→ **Records to use**:
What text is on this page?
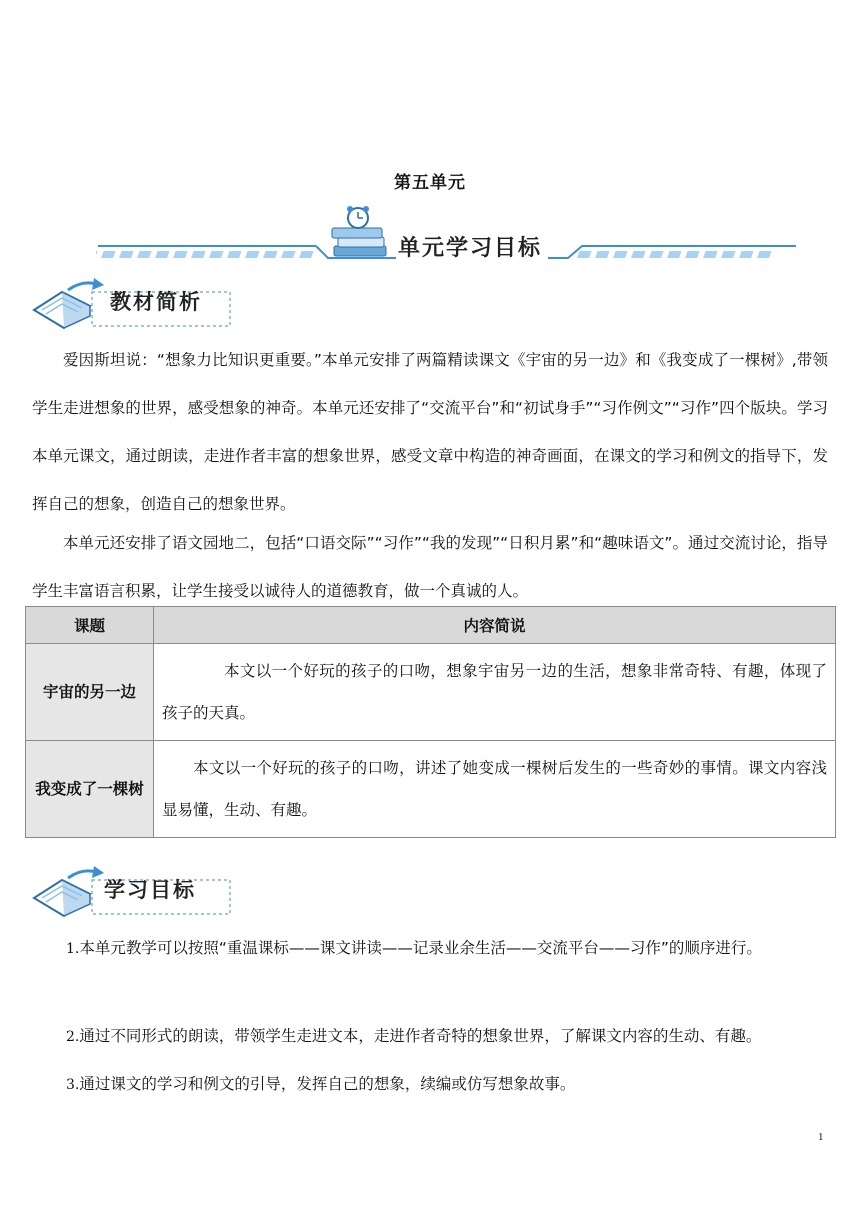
第五单元
单元学习目标
教材简析

爱因斯坦说：“想象力比知识更重要。”本单元安排了两篇精读课文《宇宙的另一边》和《我变成了一棵树》,带领学生走进想象的世界，感受想象的神奇。本单元还安排了“交流平台”和“初试身手”“习作例文”“习作”四个版块。学习本单元课文，通过朗读，走进作者丰富的想象世界，感受文章中构造的神奇画面，在课文的学习和例文的指导下，发挥自己的想象，创造自己的想象世界。

本单元还安排了语文园地二，包括“口语交际”“习作”“我的发现”“日积月累”和“趣味语文”。通过交流讨论，指导学生丰富语言积累，让学生接受以诚待人的道德教育，做一个真诚的人。

课题	内容简说
宇宙的另一边	本文以一个好玩的孩子的口吻，想象宇宙另一边的生活，想象非常奇特、有趣，体现了孩子的天真。
我变成了一棵树	本文以一个好玩的孩子的口吻，讲述了她变成一棵树后发生的一些奇妙的事情。课文内容浅显易懂，生动、有趣。
学习目标

1.本单元教学可以按照“重温课标——课文讲读——记录业余生活——交流平台——习作”的顺序进行。

2.通过不同形式的朗读，带领学生走进文本，走进作者奇特的想象世界，了解课文内容的生动、有趣。

3.通过课文的学习和例文的引导，发挥自己的想象，续编或仿写想象故事。

1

→ **Your goal**: Copy the material above in full and exactly, skipping pictures.

→ **Response**:
What text is on this page?
第五单元
单元学习目标
教材简析

爱因斯坦说：“想象力比知识更重要。”本单元安排了两篇精读课文《宇宙的另一边》和《我变成了一棵树》,带领学生走进想象的世界，感受想象的神奇。本单元还安排了“交流平台”和“初试身手”“习作例文”“习作”四个版块。学习本单元课文，通过朗读，走进作者丰富的想象世界，感受文章中构造的神奇画面，在课文的学习和例文的指导下，发挥自己的想象，创造自己的想象世界。

本单元还安排了语文园地二，包括“口语交际”“习作”“我的发现”“日积月累”和“趣味语文”。通过交流讨论，指导学生丰富语言积累，让学生接受以诚待人的道德教育，做一个真诚的人。

课题	内容简说
宇宙的另一边	本文以一个好玩的孩子的口吻，想象宇宙另一边的生活，想象非常奇特、有趣，体现了孩子的天真。
我变成了一棵树	本文以一个好玩的孩子的口吻，讲述了她变成一棵树后发生的一些奇妙的事情。课文内容浅显易懂，生动、有趣。
学习目标

1.本单元教学可以按照“重温课标——课文讲读——记录业余生活——交流平台——习作”的顺序进行。

2.通过不同形式的朗读，带领学生走进文本，走进作者奇特的想象世界，了解课文内容的生动、有趣。

3.通过课文的学习和例文的引导，发挥自己的想象，续编或仿写想象故事。

1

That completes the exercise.